- DIRECTIVE
Copy the records below exactly, leaving out every picture.

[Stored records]

= = = = = = =

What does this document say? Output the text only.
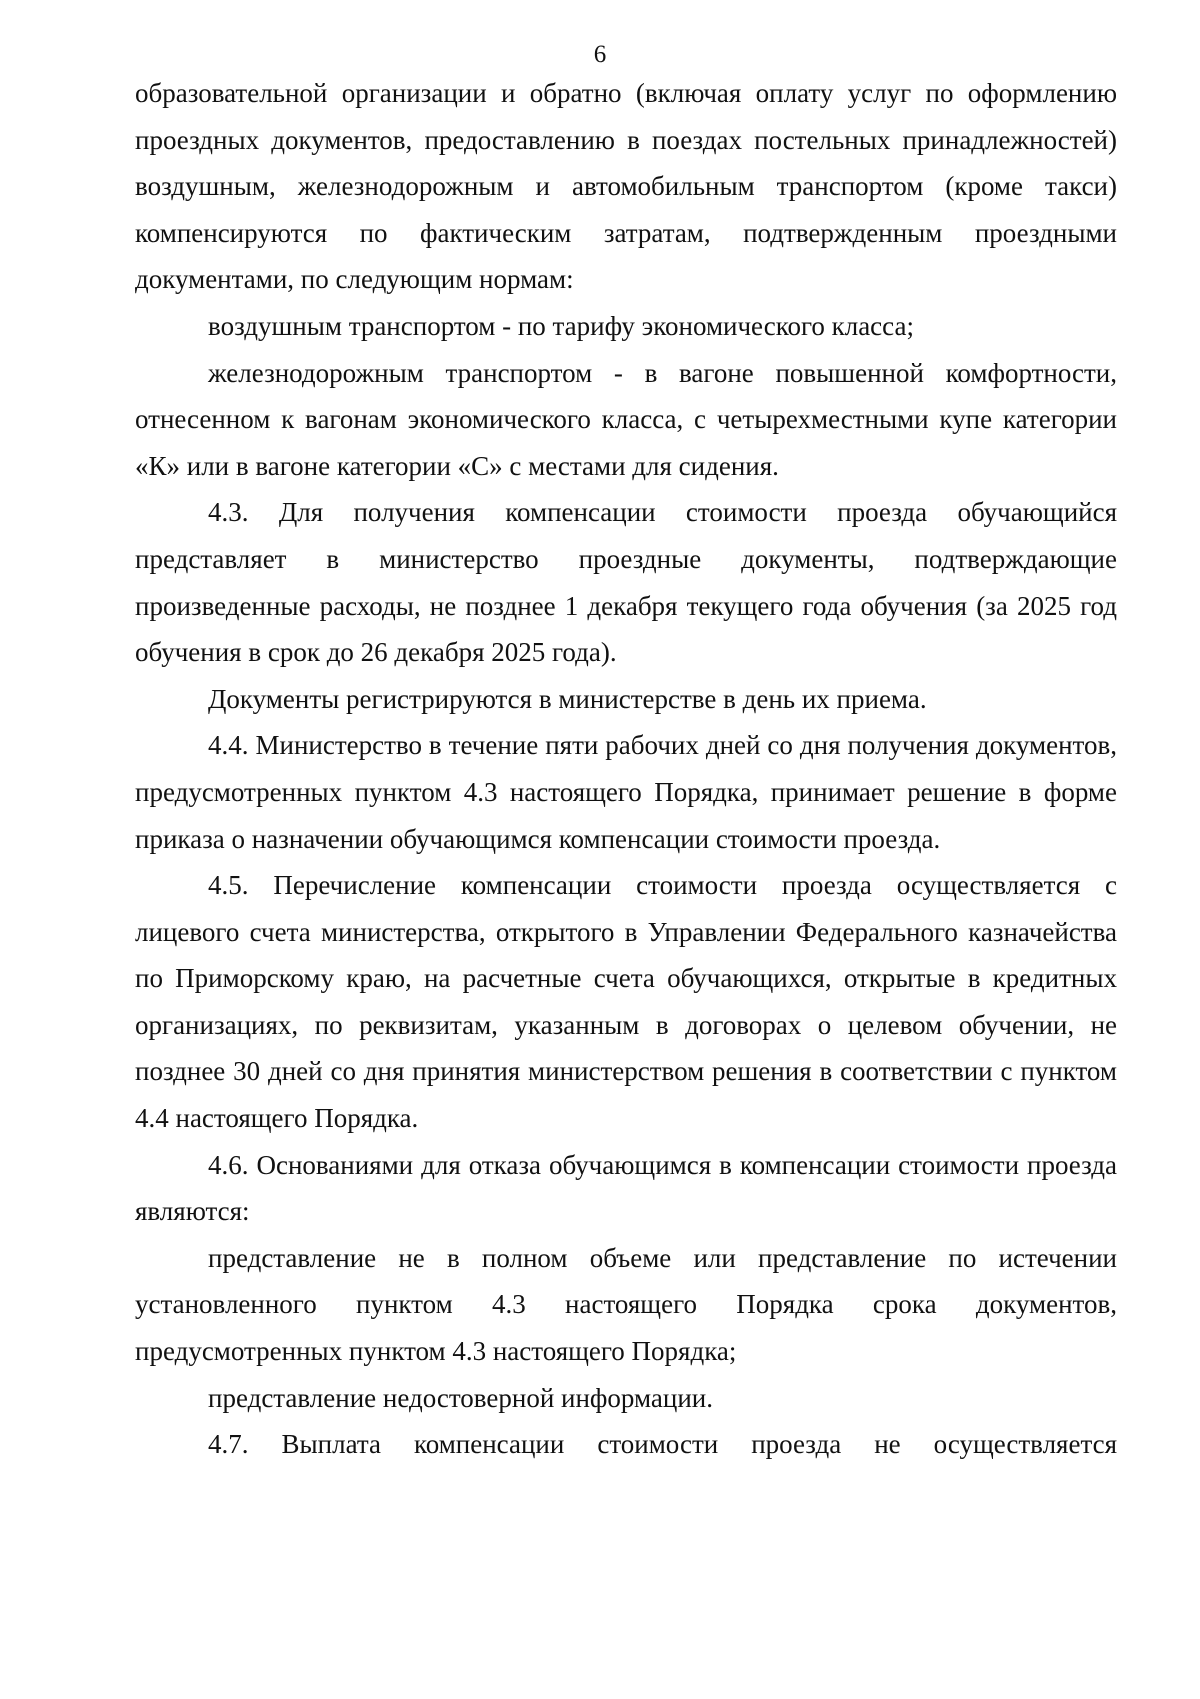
6

образовательной организации и обратно (включая оплату услуг по оформлению проездных документов, предоставлению в поездах постельных принадлежностей) воздушным, железнодорожным и автомобильным транспортом (кроме такси) компенсируются по фактическим затратам, подтвержденным проездными документами, по следующим нормам:

воздушным транспортом - по тарифу экономического класса;

железнодорожным транспортом - в вагоне повышенной комфортности, отнесенном к вагонам экономического класса, с четырехместными купе категории «К» или в вагоне категории «С» с местами для сидения.

4.3. Для получения компенсации стоимости проезда обучающийся представляет в министерство проездные документы, подтверждающие произведенные расходы, не позднее 1 декабря текущего года обучения (за 2025 год обучения в срок до 26 декабря 2025 года).

Документы регистрируются в министерстве в день их приема.

4.4. Министерство в течение пяти рабочих дней со дня получения документов, предусмотренных пунктом 4.3 настоящего Порядка, принимает решение в форме приказа о назначении обучающимся компенсации стоимости проезда.

4.5. Перечисление компенсации стоимости проезда осуществляется с лицевого счета министерства, открытого в Управлении Федерального казначейства по Приморскому краю, на расчетные счета обучающихся, открытые в кредитных организациях, по реквизитам, указанным в договорах о целевом обучении, не позднее 30 дней со дня принятия министерством решения в соответствии с пунктом 4.4 настоящего Порядка.

4.6. Основаниями для отказа обучающимся в компенсации стоимости проезда являются:

представление не в полном объеме или представление по истечении установленного пунктом 4.3 настоящего Порядка срока документов, предусмотренных пунктом 4.3 настоящего Порядка;

представление недостоверной информации.

4.7. Выплата компенсации стоимости проезда не осуществляется
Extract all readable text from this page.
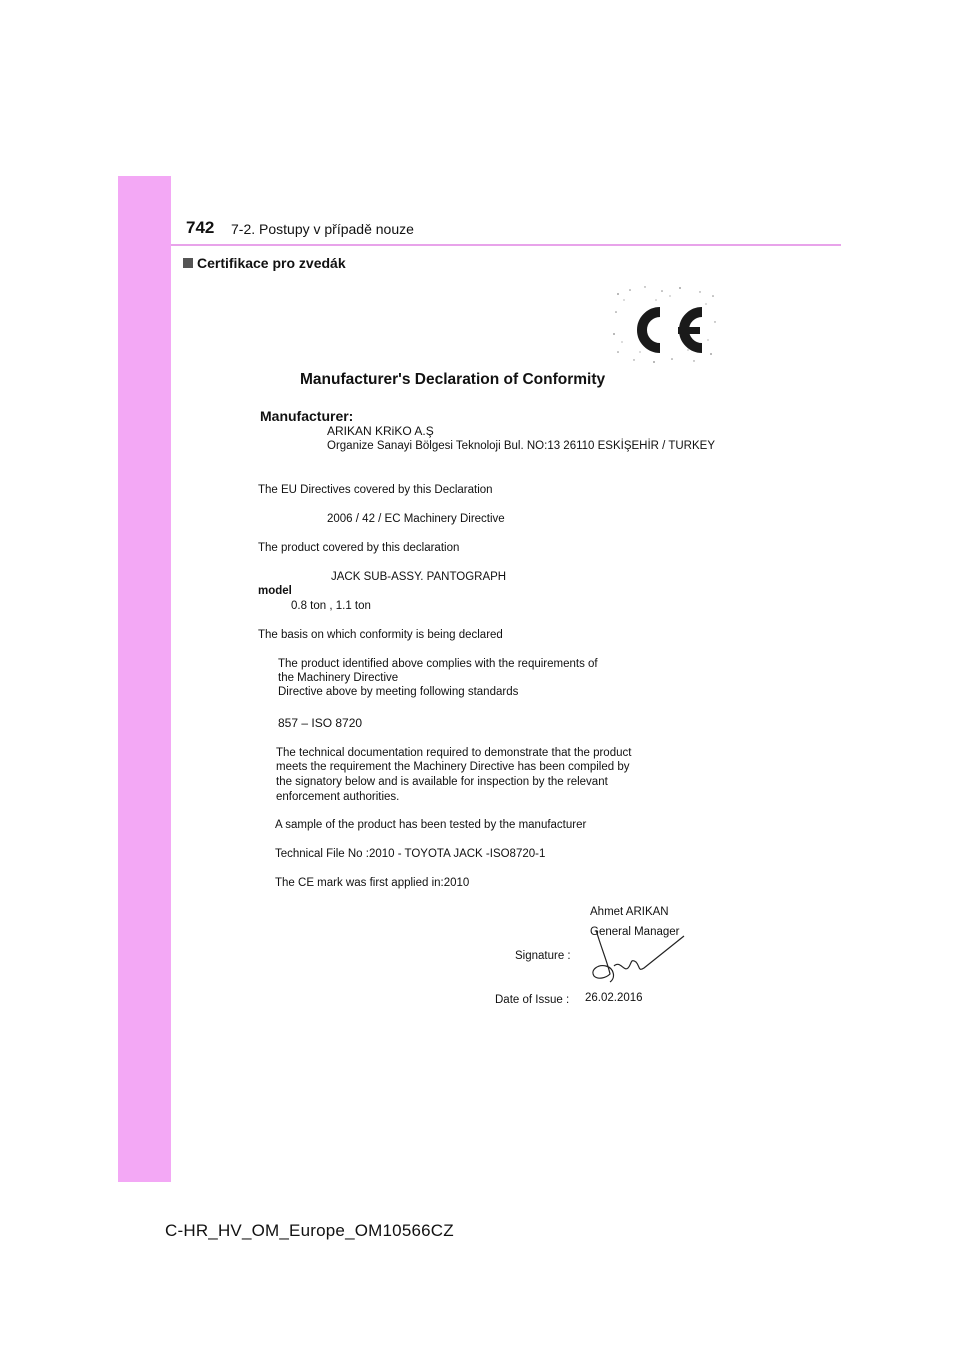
742 7-2. Postupy v případě nouze
Certifikace pro zvedák
Manufacturer's Declaration of Conformity
Manufacturer:
ARIKAN KRiKO A.Ş
Organize Sanayi Bölgesi Teknoloji Bul. NO:13 26110 ESKİŞEHİR / TURKEY
The EU Directives covered by this Declaration
2006 / 42 / EC Machinery Directive
The product covered by this declaration
JACK SUB-ASSY. PANTOGRAPH
model
0.8 ton , 1.1 ton
The basis on which conformity is being declared
The product identified above complies with the requirements of
the Machinery Directive
Directive above by meeting following standards
857 – ISO 8720
The technical documentation required to demonstrate that the product
meets the requirement the Machinery Directive has been compiled by
the signatory below and is available for inspection by the relevant
enforcement authorities.
A sample of the product has been tested by the manufacturer
Technical File No :2010 - TOYOTA JACK -ISO8720-1
The CE mark was first applied in:2010
Ahmet ARIKAN
General Manager
Signature :
Date of Issue : 26.02.2016
C-HR_HV_OM_Europe_OM10566CZ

= = = = = = =

- WRITTEN ANSWER
What does this document say? Output the text only.
6

образовательной организации и обратно (включая оплату услуг по оформлению проездных документов, предоставлению в поездах постельных принадлежностей) воздушным, железнодорожным и автомобильным транспортом (кроме такси) компенсируются по фактическим затратам, подтвержденным проездными документами, по следующим нормам:

воздушным транспортом - по тарифу экономического класса;

железнодорожным транспортом - в вагоне повышенной комфортности, отнесенном к вагонам экономического класса, с четырехместными купе категории «К» или в вагоне категории «С» с местами для сидения.

4.3. Для получения компенсации стоимости проезда обучающийся представляет в министерство проездные документы, подтверждающие произведенные расходы, не позднее 1 декабря текущего года обучения (за 2025 год обучения в срок до 26 декабря 2025 года).

Документы регистрируются в министерстве в день их приема.

4.4. Министерство в течение пяти рабочих дней со дня получения документов, предусмотренных пунктом 4.3 настоящего Порядка, принимает решение в форме приказа о назначении обучающимся компенсации стоимости проезда.

4.5. Перечисление компенсации стоимости проезда осуществляется с лицевого счета министерства, открытого в Управлении Федерального казначейства по Приморскому краю, на расчетные счета обучающихся, открытые в кредитных организациях, по реквизитам, указанным в договорах о целевом обучении, не позднее 30 дней со дня принятия министерством решения в соответствии с пунктом 4.4 настоящего Порядка.

4.6. Основаниями для отказа обучающимся в компенсации стоимости проезда являются:

представление не в полном объеме или представление по истечении установленного пунктом 4.3 настоящего Порядка срока документов, предусмотренных пунктом 4.3 настоящего Порядка;

представление недостоверной информации.

4.7. Выплата компенсации стоимости проезда не осуществляется
Extract all readable text from this page.
742 7-2. Postupy v případě nouze
Certifikace pro zvedák
Manufacturer's Declaration of Conformity
Manufacturer:
ARIKAN KRiKO A.Ş
Organize Sanayi Bölgesi Teknoloji Bul. NO:13 26110 ESKİŞEHİR / TURKEY
The EU Directives covered by this Declaration
2006 / 42 / EC Machinery Directive
The product covered by this declaration
JACK SUB-ASSY. PANTOGRAPH
model
0.8 ton , 1.1 ton
The basis on which conformity is being declared
The product identified above complies with the requirements of
the Machinery Directive
Directive above by meeting following standards
857 – ISO 8720
The technical documentation required to demonstrate that the product
meets the requirement the Machinery Directive has been compiled by
the signatory below and is available for inspection by the relevant
enforcement authorities.
A sample of the product has been tested by the manufacturer
Technical File No :2010 - TOYOTA JACK -ISO8720-1
The CE mark was first applied in:2010
Ahmet ARIKAN
General Manager
Signature :
Date of Issue : 26.02.2016
C-HR_HV_OM_Europe_OM10566CZ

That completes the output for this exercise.